Written task: Type out the data exactly as given. Skip any image.

Data for this exercise:

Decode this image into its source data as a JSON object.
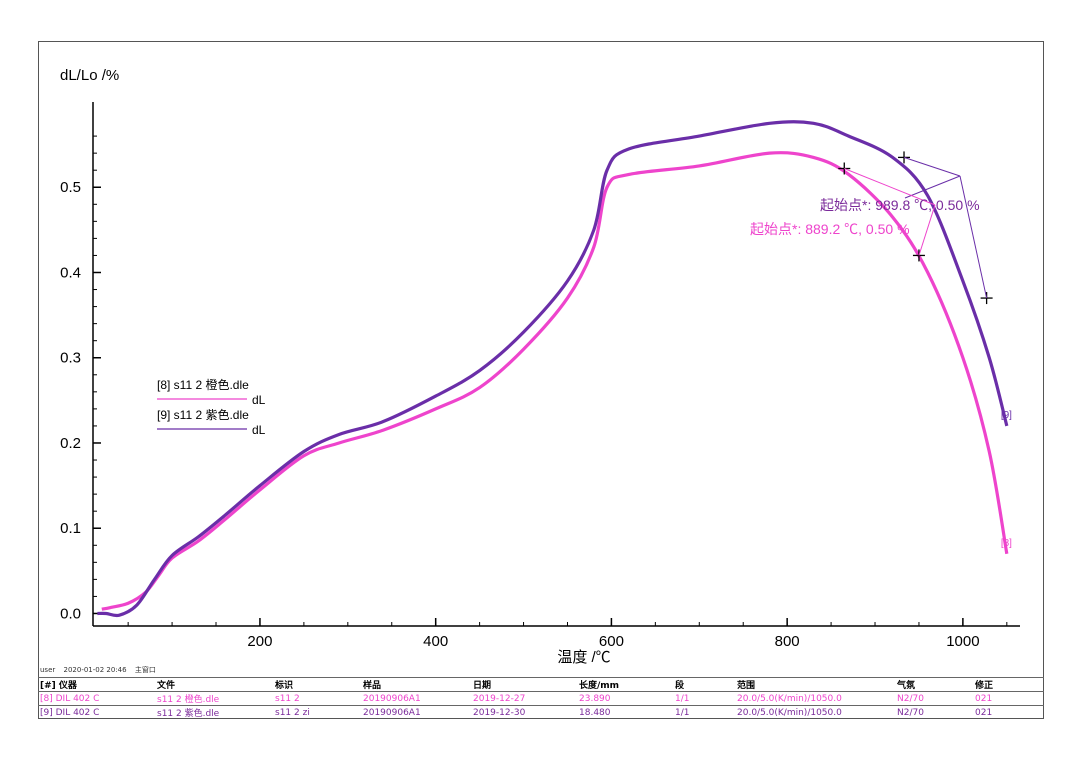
{
  "chart_data": {
    "type": "line",
    "ylabel": "dL/Lo /%",
    "xlabel": "温度 /℃",
    "xlim": [
      10,
      1065
    ],
    "ylim": [
      -0.01,
      0.6
    ],
    "x_ticks": [
      200,
      400,
      600,
      800,
      1000
    ],
    "x_tick_labels": [
      "200",
      "400",
      "600",
      "800",
      "1000"
    ],
    "y_ticks": [
      0.0,
      0.1,
      0.2,
      0.3,
      0.4,
      0.5
    ],
    "y_tick_labels": [
      "0.0",
      "0.1",
      "0.2",
      "0.3",
      "0.4",
      "0.5"
    ],
    "grid": false,
    "legend_position": "left-middle",
    "legend": [
      {
        "file": "[8] s11 2 橙色.dle",
        "curve": "dL"
      },
      {
        "file": "[9] s11 2 紫色.dle",
        "curve": "dL"
      }
    ],
    "series": [
      {
        "color": "#ee44cc",
        "end_label": "[8]",
        "x": [
          20,
          30,
          50,
          70,
          85,
          100,
          130,
          160,
          200,
          250,
          290,
          340,
          400,
          450,
          500,
          550,
          580,
          595,
          620,
          700,
          780,
          830,
          870,
          920,
          960,
          1000,
          1030,
          1050
        ],
        "y": [
          0.005,
          0.007,
          0.012,
          0.025,
          0.045,
          0.065,
          0.085,
          0.11,
          0.145,
          0.185,
          0.2,
          0.215,
          0.24,
          0.265,
          0.31,
          0.37,
          0.43,
          0.5,
          0.515,
          0.525,
          0.54,
          0.535,
          0.515,
          0.465,
          0.4,
          0.3,
          0.19,
          0.07
        ]
      },
      {
        "color": "#6a2ea8",
        "end_label": "[9]",
        "x": [
          15,
          25,
          40,
          60,
          80,
          100,
          130,
          160,
          200,
          250,
          290,
          340,
          400,
          450,
          500,
          550,
          580,
          595,
          620,
          700,
          780,
          830,
          870,
          920,
          960,
          1000,
          1030,
          1050
        ],
        "y": [
          0.0,
          0.0,
          -0.002,
          0.01,
          0.04,
          0.068,
          0.09,
          0.115,
          0.15,
          0.19,
          0.21,
          0.225,
          0.255,
          0.285,
          0.33,
          0.39,
          0.45,
          0.52,
          0.545,
          0.56,
          0.575,
          0.575,
          0.56,
          0.535,
          0.49,
          0.39,
          0.3,
          0.22
        ]
      }
    ],
    "annotations": [
      {
        "text": "起始点*: 989.8 ℃, 0.50 %",
        "color": "#7a2a9a"
      },
      {
        "text": "起始点*: 889.2 ℃, 0.50 %",
        "color": "#ee44cc"
      }
    ],
    "markers": [
      {
        "x": 865,
        "y": 0.522,
        "series": 0
      },
      {
        "x": 950,
        "y": 0.42,
        "series": 0
      },
      {
        "x": 933,
        "y": 0.535,
        "series": 1
      },
      {
        "x": 1027,
        "y": 0.37,
        "series": 1
      }
    ]
  },
  "meta": {
    "user": "user",
    "datetime": "2020-01-02 20:46",
    "window": "主窗口"
  },
  "table": {
    "headers": [
      "[#] 仪器",
      "文件",
      "标识",
      "样品",
      "日期",
      "长度/mm",
      "段",
      "范围",
      "气氛",
      "修正"
    ],
    "rows": [
      [
        "[8] DIL 402 C",
        "s11 2 橙色.dle",
        "s11 2",
        "20190906A1",
        "2019-12-27",
        "23.890",
        "1/1",
        "20.0/5.0(K/min)/1050.0",
        "N2/70",
        "021"
      ],
      [
        "[9] DIL 402 C",
        "s11 2 紫色.dle",
        "s11 2 zi",
        "20190906A1",
        "2019-12-30",
        "18.480",
        "1/1",
        "20.0/5.0(K/min)/1050.0",
        "N2/70",
        "021"
      ]
    ],
    "row_colors": [
      "#ee44cc",
      "#7a2a9a"
    ]
  }
}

Task result:
Decode this image into its source data as a JSON object.
{
  "chart_data": {
    "type": "line",
    "ylabel": "dL/Lo /%",
    "xlabel": "温度 /℃",
    "xlim": [
      10,
      1065
    ],
    "ylim": [
      -0.01,
      0.6
    ],
    "x_ticks": [
      200,
      400,
      600,
      800,
      1000
    ],
    "x_tick_labels": [
      "200",
      "400",
      "600",
      "800",
      "1000"
    ],
    "y_ticks": [
      0.0,
      0.1,
      0.2,
      0.3,
      0.4,
      0.5
    ],
    "y_tick_labels": [
      "0.0",
      "0.1",
      "0.2",
      "0.3",
      "0.4",
      "0.5"
    ],
    "grid": false,
    "legend_position": "left-middle",
    "legend": [
      {
        "file": "[8] s11 2 橙色.dle",
        "curve": "dL"
      },
      {
        "file": "[9] s11 2 紫色.dle",
        "curve": "dL"
      }
    ],
    "series": [
      {
        "color": "#ee44cc",
        "end_label": "[8]",
        "x": [
          20,
          30,
          50,
          70,
          85,
          100,
          130,
          160,
          200,
          250,
          290,
          340,
          400,
          450,
          500,
          550,
          580,
          595,
          620,
          700,
          780,
          830,
          870,
          920,
          960,
          1000,
          1030,
          1050
        ],
        "y": [
          0.005,
          0.007,
          0.012,
          0.025,
          0.045,
          0.065,
          0.085,
          0.11,
          0.145,
          0.185,
          0.2,
          0.215,
          0.24,
          0.265,
          0.31,
          0.37,
          0.43,
          0.5,
          0.515,
          0.525,
          0.54,
          0.535,
          0.515,
          0.465,
          0.4,
          0.3,
          0.19,
          0.07
        ]
      },
      {
        "color": "#6a2ea8",
        "end_label": "[9]",
        "x": [
          15,
          25,
          40,
          60,
          80,
          100,
          130,
          160,
          200,
          250,
          290,
          340,
          400,
          450,
          500,
          550,
          580,
          595,
          620,
          700,
          780,
          830,
          870,
          920,
          960,
          1000,
          1030,
          1050
        ],
        "y": [
          0.0,
          0.0,
          -0.002,
          0.01,
          0.04,
          0.068,
          0.09,
          0.115,
          0.15,
          0.19,
          0.21,
          0.225,
          0.255,
          0.285,
          0.33,
          0.39,
          0.45,
          0.52,
          0.545,
          0.56,
          0.575,
          0.575,
          0.56,
          0.535,
          0.49,
          0.39,
          0.3,
          0.22
        ]
      }
    ],
    "annotations": [
      {
        "text": "起始点*: 989.8 ℃, 0.50 %",
        "color": "#7a2a9a"
      },
      {
        "text": "起始点*: 889.2 ℃, 0.50 %",
        "color": "#ee44cc"
      }
    ],
    "markers": [
      {
        "x": 865,
        "y": 0.522,
        "series": 0
      },
      {
        "x": 950,
        "y": 0.42,
        "series": 0
      },
      {
        "x": 933,
        "y": 0.535,
        "series": 1
      },
      {
        "x": 1027,
        "y": 0.37,
        "series": 1
      }
    ]
  },
  "meta": {
    "user": "user",
    "datetime": "2020-01-02 20:46",
    "window": "主窗口"
  },
  "table": {
    "headers": [
      "[#] 仪器",
      "文件",
      "标识",
      "样品",
      "日期",
      "长度/mm",
      "段",
      "范围",
      "气氛",
      "修正"
    ],
    "rows": [
      [
        "[8] DIL 402 C",
        "s11 2 橙色.dle",
        "s11 2",
        "20190906A1",
        "2019-12-27",
        "23.890",
        "1/1",
        "20.0/5.0(K/min)/1050.0",
        "N2/70",
        "021"
      ],
      [
        "[9] DIL 402 C",
        "s11 2 紫色.dle",
        "s11 2 zi",
        "20190906A1",
        "2019-12-30",
        "18.480",
        "1/1",
        "20.0/5.0(K/min)/1050.0",
        "N2/70",
        "021"
      ]
    ],
    "row_colors": [
      "#ee44cc",
      "#7a2a9a"
    ]
  }
}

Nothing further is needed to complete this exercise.